**Written problem:**
Report the number of lines containing "this", with no other words.

**Supplied records:**
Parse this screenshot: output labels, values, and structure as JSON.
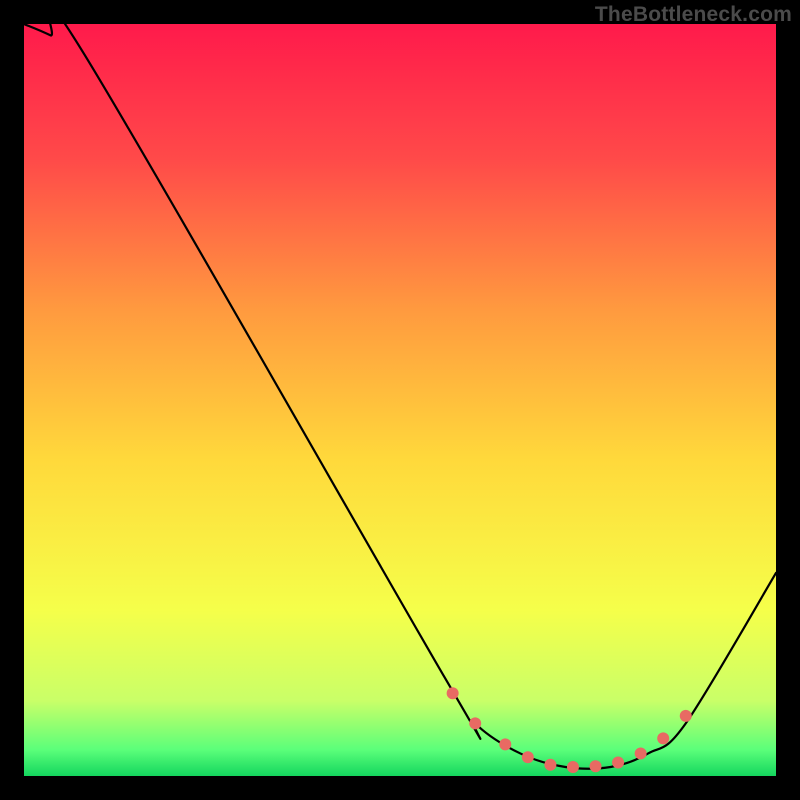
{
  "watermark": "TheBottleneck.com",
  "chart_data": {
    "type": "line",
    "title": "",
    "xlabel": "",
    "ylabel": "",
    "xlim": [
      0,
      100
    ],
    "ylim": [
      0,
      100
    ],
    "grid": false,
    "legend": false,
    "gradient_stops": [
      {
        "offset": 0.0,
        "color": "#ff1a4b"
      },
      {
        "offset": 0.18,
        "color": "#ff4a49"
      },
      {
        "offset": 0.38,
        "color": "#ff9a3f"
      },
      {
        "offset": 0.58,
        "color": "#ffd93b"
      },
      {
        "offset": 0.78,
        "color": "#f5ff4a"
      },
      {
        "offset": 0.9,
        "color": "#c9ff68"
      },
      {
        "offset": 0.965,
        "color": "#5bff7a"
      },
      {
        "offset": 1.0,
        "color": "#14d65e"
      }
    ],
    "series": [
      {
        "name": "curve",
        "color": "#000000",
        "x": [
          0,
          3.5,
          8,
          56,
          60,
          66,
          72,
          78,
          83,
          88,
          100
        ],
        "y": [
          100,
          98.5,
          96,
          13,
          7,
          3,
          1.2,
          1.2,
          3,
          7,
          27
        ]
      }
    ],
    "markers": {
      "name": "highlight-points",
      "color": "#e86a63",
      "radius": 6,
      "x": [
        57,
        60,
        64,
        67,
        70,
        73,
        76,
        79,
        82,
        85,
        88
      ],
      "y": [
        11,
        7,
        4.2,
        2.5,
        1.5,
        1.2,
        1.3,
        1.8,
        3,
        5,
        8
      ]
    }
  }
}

---

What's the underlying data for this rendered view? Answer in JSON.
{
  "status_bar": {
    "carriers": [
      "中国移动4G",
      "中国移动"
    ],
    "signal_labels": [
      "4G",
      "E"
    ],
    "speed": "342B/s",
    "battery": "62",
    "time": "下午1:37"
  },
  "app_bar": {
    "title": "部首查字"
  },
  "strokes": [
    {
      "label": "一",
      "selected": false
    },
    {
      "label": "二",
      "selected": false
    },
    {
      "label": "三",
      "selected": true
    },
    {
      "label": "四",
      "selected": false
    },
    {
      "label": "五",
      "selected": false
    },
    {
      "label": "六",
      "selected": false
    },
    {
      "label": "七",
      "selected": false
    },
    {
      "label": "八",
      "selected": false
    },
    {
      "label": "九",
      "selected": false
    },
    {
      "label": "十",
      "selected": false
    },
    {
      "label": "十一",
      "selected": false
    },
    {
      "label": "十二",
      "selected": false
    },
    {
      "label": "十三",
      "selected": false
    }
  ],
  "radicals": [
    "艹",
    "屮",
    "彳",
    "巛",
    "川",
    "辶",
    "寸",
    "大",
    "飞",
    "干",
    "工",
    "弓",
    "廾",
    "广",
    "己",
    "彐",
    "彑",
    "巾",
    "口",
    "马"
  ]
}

**Output below:**
2